Dataset extract:
########
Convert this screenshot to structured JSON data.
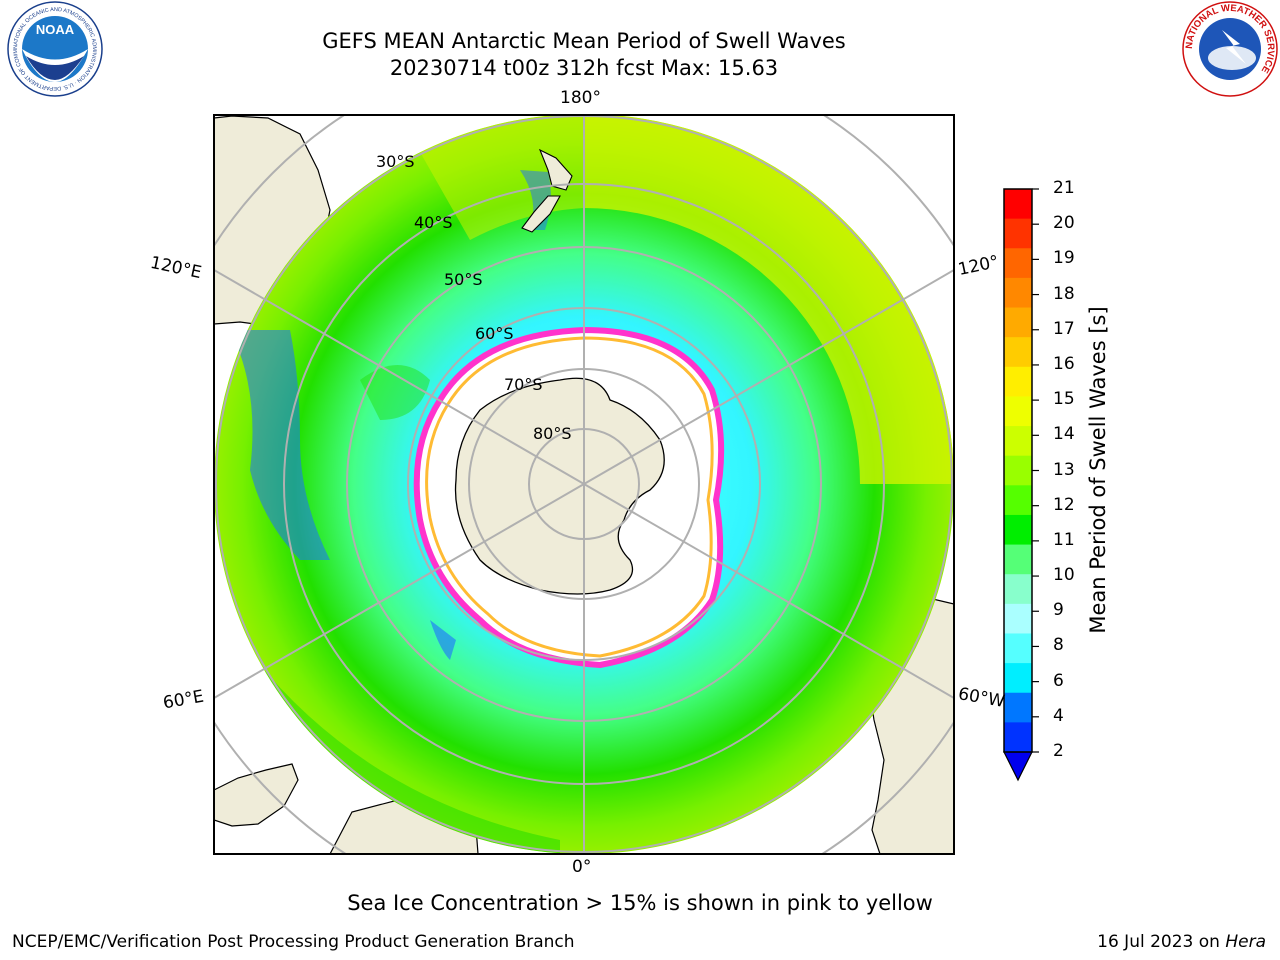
{
  "title_line1": "GEFS MEAN Antarctic Mean Period of Swell Waves",
  "title_line2": "20230714 t00z 312h fcst   Max: 15.63",
  "lon_labels": {
    "top": "180°",
    "bottom": "0°",
    "left_upper": "120°E",
    "left_lower": "60°E",
    "right_upper": "120°",
    "right_lower": "60°W"
  },
  "lat_labels": [
    "30°S",
    "40°S",
    "50°S",
    "60°S",
    "70°S",
    "80°S"
  ],
  "colorbar": {
    "label": "Mean Period of Swell Waves [s]",
    "ticks": [
      "21",
      "20",
      "19",
      "18",
      "17",
      "16",
      "15",
      "14",
      "13",
      "12",
      "11",
      "10",
      "9",
      "8",
      "6",
      "4",
      "2"
    ],
    "colors": [
      "#ff0000",
      "#ff3300",
      "#ff6600",
      "#ff8800",
      "#ffaa00",
      "#ffcc00",
      "#ffee00",
      "#eeff00",
      "#ccff00",
      "#99ff00",
      "#55ff00",
      "#00ee00",
      "#55ff77",
      "#88ffcc",
      "#aaffff",
      "#55ffff",
      "#00eeff",
      "#0077ff",
      "#0033ff"
    ]
  },
  "note": "Sea Ice Concentration > 15% is shown in pink to yellow",
  "footer_left": "NCEP/EMC/Verification Post Processing Product Generation Branch",
  "footer_right_prefix": "16 Jul 2023 on ",
  "footer_right_host": "Hera",
  "logos": {
    "noaa": "NOAA",
    "noaa_ring": "NATIONAL OCEANIC AND ATMOSPHERIC ADMINISTRATION · U.S. DEPARTMENT OF COMMERCE",
    "nws_ring": "NATIONAL WEATHER SERVICE"
  },
  "map": {
    "projection": "south-polar-stereographic",
    "land_color": "#efecd9",
    "ice_color": "#ffffff",
    "ice_edge_colors": [
      "#ff33cc",
      "#ffbb33"
    ]
  }
}
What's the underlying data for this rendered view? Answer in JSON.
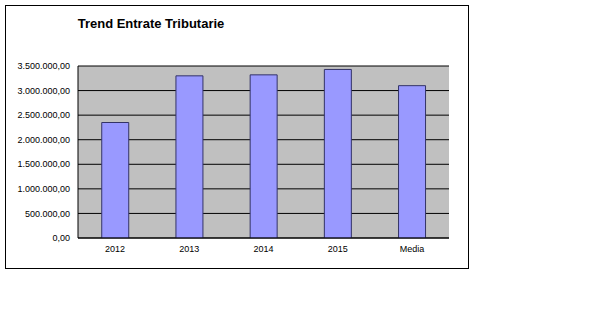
{
  "chart_data": {
    "type": "bar",
    "title": "Trend Entrate Tributarie",
    "categories": [
      "2012",
      "2013",
      "2014",
      "2015",
      "Media"
    ],
    "values": [
      2350000,
      3300000,
      3320000,
      3430000,
      3100000
    ],
    "color": "#9999ff",
    "ylim": [
      0,
      3500000
    ],
    "yticks": [
      {
        "value": 0,
        "label": "0,00"
      },
      {
        "value": 500000,
        "label": "500.000,00"
      },
      {
        "value": 1000000,
        "label": "1.000.000,00"
      },
      {
        "value": 1500000,
        "label": "1.500.000,00"
      },
      {
        "value": 2000000,
        "label": "2.000.000,00"
      },
      {
        "value": 2500000,
        "label": "2.500.000,00"
      },
      {
        "value": 3000000,
        "label": "3.000.000,00"
      },
      {
        "value": 3500000,
        "label": "3.500.000,00"
      }
    ],
    "grid": true
  }
}
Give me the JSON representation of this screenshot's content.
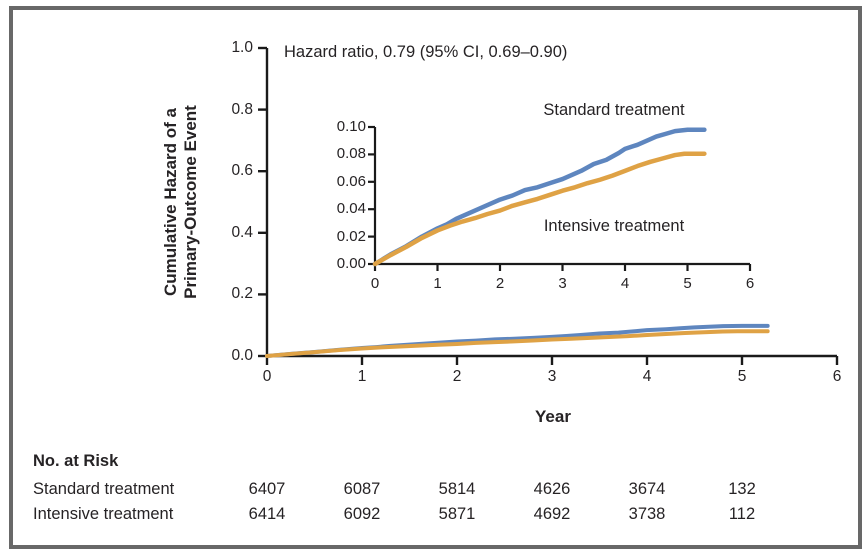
{
  "annotation": {
    "hazard_ratio": "Hazard ratio, 0.79 (95% CI, 0.69–0.90)"
  },
  "axes": {
    "y_label_line1": "Cumulative Hazard of a",
    "y_label_line2": "Primary-Outcome Event",
    "x_label": "Year"
  },
  "series_labels": {
    "standard": "Standard treatment",
    "intensive": "Intensive treatment"
  },
  "colors": {
    "standard_line": "#5e86bf",
    "intensive_line": "#dfa245",
    "axis": "#1a1a1a",
    "text": "#262325",
    "border": "#686868"
  },
  "chart_data": {
    "type": "line",
    "title": "",
    "xlabel": "Year",
    "ylabel": "Cumulative Hazard of a Primary-Outcome Event",
    "annotation": "Hazard ratio, 0.79 (95% CI, 0.69–0.90)",
    "legend_position": "inline-labels",
    "grid": false,
    "main_axis": {
      "xlim": [
        0,
        6
      ],
      "ylim": [
        0,
        1.0
      ],
      "x_tick_labels": [
        "0",
        "1",
        "2",
        "3",
        "4",
        "5",
        "6"
      ],
      "y_tick_labels": [
        "0.0",
        "0.2",
        "0.4",
        "0.6",
        "0.8",
        "1.0"
      ]
    },
    "inset_axis": {
      "xlim": [
        0,
        6
      ],
      "ylim": [
        0,
        0.1
      ],
      "x_tick_labels": [
        "0",
        "1",
        "2",
        "3",
        "4",
        "5",
        "6"
      ],
      "y_tick_labels": [
        "0.00",
        "0.02",
        "0.04",
        "0.06",
        "0.08",
        "0.10"
      ]
    },
    "series": [
      {
        "name": "Standard treatment",
        "color": "#5e86bf",
        "points": [
          [
            0,
            0
          ],
          [
            0.25,
            0.007
          ],
          [
            0.5,
            0.013
          ],
          [
            0.75,
            0.02
          ],
          [
            1,
            0.026
          ],
          [
            1.15,
            0.029
          ],
          [
            1.3,
            0.033
          ],
          [
            1.5,
            0.037
          ],
          [
            1.7,
            0.041
          ],
          [
            1.9,
            0.045
          ],
          [
            2,
            0.047
          ],
          [
            2.2,
            0.05
          ],
          [
            2.4,
            0.054
          ],
          [
            2.6,
            0.056
          ],
          [
            2.8,
            0.059
          ],
          [
            3,
            0.062
          ],
          [
            3.15,
            0.065
          ],
          [
            3.3,
            0.068
          ],
          [
            3.5,
            0.073
          ],
          [
            3.7,
            0.076
          ],
          [
            3.9,
            0.081
          ],
          [
            4,
            0.084
          ],
          [
            4.2,
            0.087
          ],
          [
            4.35,
            0.09
          ],
          [
            4.5,
            0.093
          ],
          [
            4.65,
            0.095
          ],
          [
            4.8,
            0.097
          ],
          [
            5,
            0.098
          ],
          [
            5.27,
            0.098
          ]
        ]
      },
      {
        "name": "Intensive treatment",
        "color": "#dfa245",
        "points": [
          [
            0,
            0
          ],
          [
            0.25,
            0.0065
          ],
          [
            0.5,
            0.0125
          ],
          [
            0.75,
            0.019
          ],
          [
            1,
            0.0245
          ],
          [
            1.2,
            0.028
          ],
          [
            1.4,
            0.031
          ],
          [
            1.6,
            0.0335
          ],
          [
            1.8,
            0.0365
          ],
          [
            2,
            0.039
          ],
          [
            2.2,
            0.0425
          ],
          [
            2.4,
            0.045
          ],
          [
            2.6,
            0.0475
          ],
          [
            2.8,
            0.0505
          ],
          [
            3,
            0.0535
          ],
          [
            3.2,
            0.056
          ],
          [
            3.4,
            0.059
          ],
          [
            3.6,
            0.0615
          ],
          [
            3.8,
            0.0645
          ],
          [
            4,
            0.068
          ],
          [
            4.2,
            0.0715
          ],
          [
            4.4,
            0.0745
          ],
          [
            4.6,
            0.077
          ],
          [
            4.8,
            0.0795
          ],
          [
            4.95,
            0.0805
          ],
          [
            5.27,
            0.0805
          ]
        ]
      }
    ]
  },
  "risk_table": {
    "title": "No. at Risk",
    "time_points": [
      0,
      1,
      2,
      3,
      4,
      5
    ],
    "rows": [
      {
        "label": "Standard treatment",
        "values": [
          "6407",
          "6087",
          "5814",
          "4626",
          "3674",
          "132"
        ]
      },
      {
        "label": "Intensive treatment",
        "values": [
          "6414",
          "6092",
          "5871",
          "4692",
          "3738",
          "112"
        ]
      }
    ]
  }
}
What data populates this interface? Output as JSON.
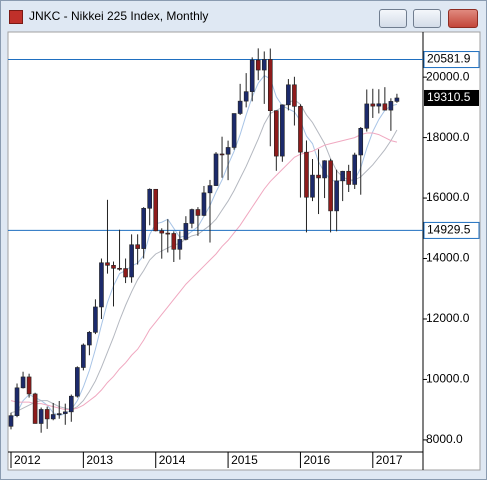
{
  "chart_data": {
    "type": "candlestick",
    "title": "JNKC - Nikkei 225 Index, Monthly",
    "categories": [
      "2012",
      null,
      null,
      null,
      null,
      null,
      null,
      null,
      null,
      null,
      null,
      null,
      "2013",
      null,
      null,
      null,
      null,
      null,
      null,
      null,
      null,
      null,
      null,
      null,
      "2014",
      null,
      null,
      null,
      null,
      null,
      null,
      null,
      null,
      null,
      null,
      null,
      "2015",
      null,
      null,
      null,
      null,
      null,
      null,
      null,
      null,
      null,
      null,
      null,
      "2016",
      null,
      null,
      null,
      null,
      null,
      null,
      null,
      null,
      null,
      null,
      null,
      "2017",
      null,
      null,
      null,
      null
    ],
    "open": [
      8450,
      8802,
      9723,
      10083,
      9521,
      8543,
      9007,
      8695,
      8840,
      8870,
      8928,
      9446,
      10395,
      11139,
      11559,
      12398,
      13860,
      13775,
      13677,
      13668,
      13389,
      14456,
      14328,
      15662,
      16291,
      14915,
      14841,
      14828,
      14304,
      14632,
      15162,
      15621,
      15425,
      16173,
      16413,
      17459,
      17450,
      17674,
      18797,
      19206,
      19520,
      20563,
      20235,
      20585,
      18890,
      17388,
      19083,
      19747,
      19034,
      17518,
      16027,
      16759,
      16666,
      17235,
      15576,
      16569,
      16887,
      16450,
      17425,
      18308,
      19114,
      19041,
      19119,
      18909,
      19197
    ],
    "high": [
      8900,
      9866,
      10255,
      10190,
      9560,
      9070,
      9100,
      9222,
      9288,
      9200,
      9500,
      10433,
      11190,
      11600,
      12650,
      14000,
      15942,
      13900,
      14953,
      14000,
      14800,
      14800,
      15700,
      16320,
      16300,
      15000,
      15300,
      14900,
      14900,
      15400,
      15650,
      15700,
      16400,
      16600,
      17520,
      18030,
      17900,
      18800,
      19778,
      20133,
      20654,
      20952,
      20850,
      20946,
      18900,
      19100,
      19937,
      20012,
      19100,
      17905,
      17291,
      17613,
      17251,
      17300,
      16938,
      16900,
      17100,
      17500,
      18350,
      19592,
      19615,
      19600,
      19668,
      19300,
      19450
    ],
    "low": [
      8350,
      8750,
      9700,
      9400,
      8540,
      8238,
      8365,
      8650,
      8700,
      8500,
      8600,
      9400,
      10300,
      10800,
      11500,
      12000,
      13500,
      12415,
      13600,
      13188,
      13200,
      13800,
      14000,
      15100,
      14900,
      13995,
      14200,
      13885,
      13964,
      14600,
      15000,
      14750,
      15400,
      14529,
      16400,
      16673,
      16592,
      17600,
      18750,
      19000,
      19200,
      19900,
      19115,
      17714,
      16901,
      17200,
      18900,
      18400,
      16017,
      14865,
      15900,
      15471,
      16000,
      14864,
      14900,
      15900,
      16200,
      16300,
      16111,
      18200,
      18650,
      18800,
      18900,
      18224,
      19150
    ],
    "close": [
      8802,
      9723,
      10083,
      9521,
      8543,
      9007,
      8695,
      8840,
      8870,
      8928,
      9446,
      10395,
      11139,
      11559,
      12398,
      13860,
      13775,
      13677,
      13668,
      13389,
      14456,
      14328,
      15662,
      16291,
      14915,
      14841,
      14828,
      14304,
      14632,
      15162,
      15621,
      15425,
      16173,
      16413,
      17459,
      17450,
      17674,
      18797,
      19206,
      19520,
      20563,
      20235,
      20585,
      18890,
      17388,
      19083,
      19747,
      19034,
      17518,
      16027,
      16759,
      16666,
      17235,
      15576,
      16569,
      16887,
      16450,
      17425,
      18308,
      19114,
      19041,
      19119,
      18909,
      19197,
      19310.5
    ],
    "up_color": "#1c2a6b",
    "down_color": "#8e1b1b",
    "moving_averages": [
      {
        "color": "#a8c4e6",
        "values": [
          8700,
          8900,
          9300,
          9500,
          9400,
          9300,
          9150,
          8900,
          8800,
          8870,
          9000,
          9300,
          9750,
          10300,
          11000,
          11800,
          12550,
          13100,
          13500,
          13600,
          13750,
          13850,
          14100,
          14800,
          15150,
          15200,
          15300,
          15000,
          14700,
          14750,
          14900,
          15050,
          15400,
          15750,
          16200,
          16600,
          17100,
          17550,
          18100,
          18750,
          19350,
          19800,
          20050,
          19950,
          19350,
          19050,
          18950,
          18850,
          18550,
          18050,
          17800,
          17200,
          16850,
          16600,
          16550,
          16600,
          16550,
          16600,
          17000,
          17650,
          18200,
          18600,
          18900,
          19050,
          19100
        ]
      },
      {
        "color": "#b4b8c0",
        "values": [
          8900,
          8950,
          9050,
          9150,
          9250,
          9300,
          9300,
          9200,
          9100,
          9050,
          9000,
          9100,
          9300,
          9600,
          9950,
          10400,
          10900,
          11400,
          11950,
          12450,
          12900,
          13300,
          13600,
          13950,
          14150,
          14250,
          14350,
          14450,
          14500,
          14650,
          14750,
          14800,
          14950,
          15100,
          15300,
          15600,
          15900,
          16250,
          16650,
          17050,
          17500,
          17950,
          18450,
          18800,
          18900,
          19000,
          19150,
          19250,
          19100,
          18750,
          18500,
          18150,
          17800,
          17300,
          16900,
          16700,
          16600,
          16600,
          16700,
          16900,
          17100,
          17350,
          17600,
          17900,
          18250
        ]
      },
      {
        "color": "#f0a8c0",
        "values": [
          9300,
          9250,
          9250,
          9250,
          9200,
          9200,
          9150,
          9100,
          9050,
          9000,
          9000,
          9050,
          9150,
          9300,
          9450,
          9650,
          9900,
          10100,
          10350,
          10550,
          10800,
          11000,
          11300,
          11650,
          11900,
          12150,
          12400,
          12650,
          12900,
          13150,
          13350,
          13550,
          13750,
          13950,
          14150,
          14400,
          14600,
          14850,
          15100,
          15400,
          15700,
          16000,
          16300,
          16550,
          16750,
          16950,
          17150,
          17350,
          17450,
          17500,
          17550,
          17650,
          17750,
          17800,
          17850,
          17900,
          17950,
          18000,
          18100,
          18150,
          18150,
          18100,
          18000,
          17900,
          17850
        ]
      }
    ],
    "horizontal_lines": [
      20581.9,
      14929.5
    ],
    "line_color": "#1f6fc0",
    "ylim": [
      7600,
      21460
    ],
    "yticks": [
      {
        "value": 8000,
        "label": "8000.0"
      },
      {
        "value": 10000,
        "label": "10000.0"
      },
      {
        "value": 12000,
        "label": "12000.0"
      },
      {
        "value": 14000,
        "label": "14000.0"
      },
      {
        "value": 16000,
        "label": "16000.0"
      },
      {
        "value": 18000,
        "label": "18000.0"
      },
      {
        "value": 20000,
        "label": "20000.0"
      }
    ]
  }
}
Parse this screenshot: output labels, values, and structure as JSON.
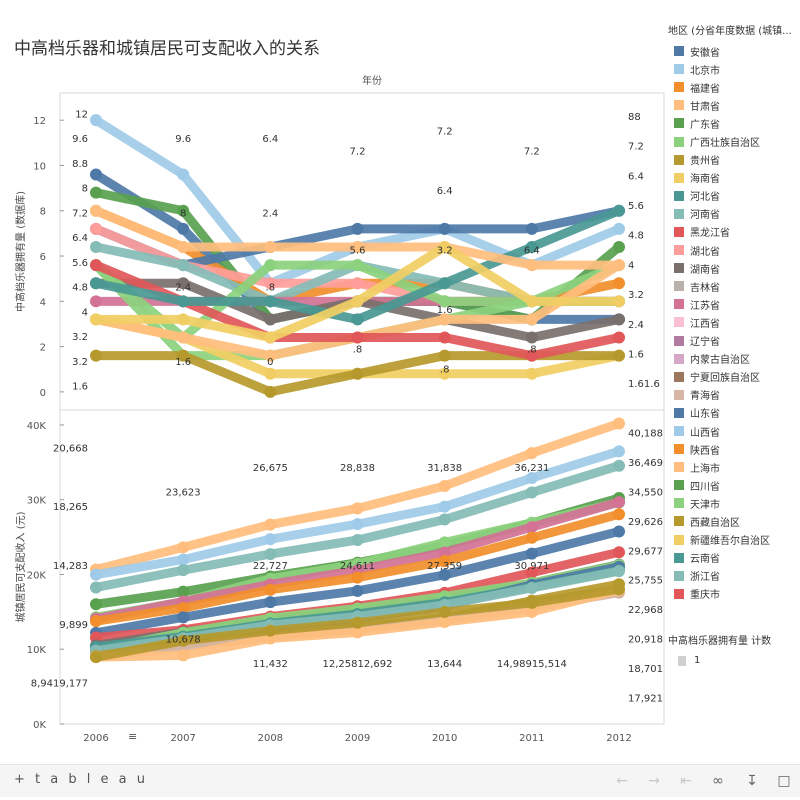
########
Work to be completed: Find all the lines containing "Outcome" in the material, then copy them.

The solution:
    "y_label_line2": "Primary-Outcome Event",
    "ylabel": "Cumulative Hazard of a Primary-Outcome Event",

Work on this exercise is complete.